— begin —

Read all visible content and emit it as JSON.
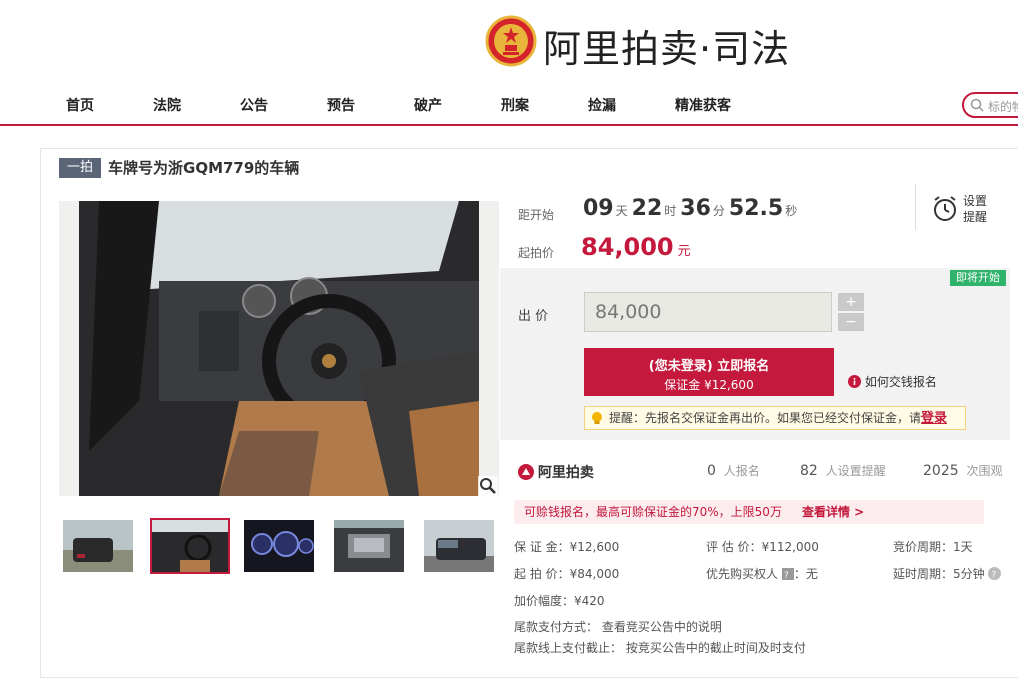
{
  "header": {
    "logo_text": "阿里拍卖·司法",
    "nav": [
      "首页",
      "法院",
      "公告",
      "预告",
      "破产",
      "刑案",
      "捡漏",
      "精准获客"
    ],
    "search_placeholder": "标的物"
  },
  "item": {
    "tag": "一拍",
    "title": "车牌号为浙GQM779的车辆"
  },
  "countdown": {
    "label": "距开始",
    "days": "09",
    "days_unit": "天",
    "hours": "22",
    "hours_unit": "时",
    "minutes": "36",
    "minutes_unit": "分",
    "seconds": "52.5",
    "seconds_unit": "秒",
    "reminder_label_1": "设置",
    "reminder_label_2": "提醒"
  },
  "start_price": {
    "label": "起拍价",
    "value": "84,000",
    "unit": "元"
  },
  "bid": {
    "status_badge": "即将开始",
    "label": "出 价",
    "input_value": "84,000",
    "plus": "+",
    "minus": "−",
    "apply_line1": "(您未登录) 立即报名",
    "apply_line2": "保证金 ¥12,600",
    "how_to_pay": "如何交钱报名",
    "reminder_text": "提醒：先报名交保证金再出价。如果您已经交付保证金，请",
    "reminder_login": "登录"
  },
  "stats": {
    "brand": "阿里拍卖",
    "signups_num": "0",
    "signups_label": "人报名",
    "reminders_num": "82",
    "reminders_label": "人设置提醒",
    "views_num": "2025",
    "views_label": "次围观"
  },
  "promo": {
    "text": "可赊钱报名，最高可赊保证金的70%，上限50万",
    "link": "查看详情 >"
  },
  "info": {
    "deposit": "保 证 金：¥12,600",
    "appraisal": "评 估 价：¥112,000",
    "cycle": "竞价周期：1天",
    "start_price": "起 拍 价：¥84,000",
    "priority": "优先购买权人",
    "priority_val": "：无",
    "delay": "延时周期：5分钟",
    "increment": "加价幅度：¥420",
    "payment_method": "尾款支付方式： 查看竞买公告中的说明",
    "payment_deadline": "尾款线上支付截止： 按竞买公告中的截止时间及时支付"
  }
}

— end —

- **Objective**:
Make an exact copy of the whole listing, but don't bring over any pictures.

- **Task output**:
Read all visible content and emit it as JSON.
{
  "header": {
    "logo_text": "阿里拍卖·司法",
    "nav": [
      "首页",
      "法院",
      "公告",
      "预告",
      "破产",
      "刑案",
      "捡漏",
      "精准获客"
    ],
    "search_placeholder": "标的物"
  },
  "item": {
    "tag": "一拍",
    "title": "车牌号为浙GQM779的车辆"
  },
  "countdown": {
    "label": "距开始",
    "days": "09",
    "days_unit": "天",
    "hours": "22",
    "hours_unit": "时",
    "minutes": "36",
    "minutes_unit": "分",
    "seconds": "52.5",
    "seconds_unit": "秒",
    "reminder_label_1": "设置",
    "reminder_label_2": "提醒"
  },
  "start_price": {
    "label": "起拍价",
    "value": "84,000",
    "unit": "元"
  },
  "bid": {
    "status_badge": "即将开始",
    "label": "出 价",
    "input_value": "84,000",
    "plus": "+",
    "minus": "−",
    "apply_line1": "(您未登录) 立即报名",
    "apply_line2": "保证金 ¥12,600",
    "how_to_pay": "如何交钱报名",
    "reminder_text": "提醒：先报名交保证金再出价。如果您已经交付保证金，请",
    "reminder_login": "登录"
  },
  "stats": {
    "brand": "阿里拍卖",
    "signups_num": "0",
    "signups_label": "人报名",
    "reminders_num": "82",
    "reminders_label": "人设置提醒",
    "views_num": "2025",
    "views_label": "次围观"
  },
  "promo": {
    "text": "可赊钱报名，最高可赊保证金的70%，上限50万",
    "link": "查看详情 >"
  },
  "info": {
    "deposit": "保 证 金：¥12,600",
    "appraisal": "评 估 价：¥112,000",
    "cycle": "竞价周期：1天",
    "start_price": "起 拍 价：¥84,000",
    "priority": "优先购买权人",
    "priority_val": "：无",
    "delay": "延时周期：5分钟",
    "increment": "加价幅度：¥420",
    "payment_method": "尾款支付方式： 查看竞买公告中的说明",
    "payment_deadline": "尾款线上支付截止： 按竞买公告中的截止时间及时支付"
  }
}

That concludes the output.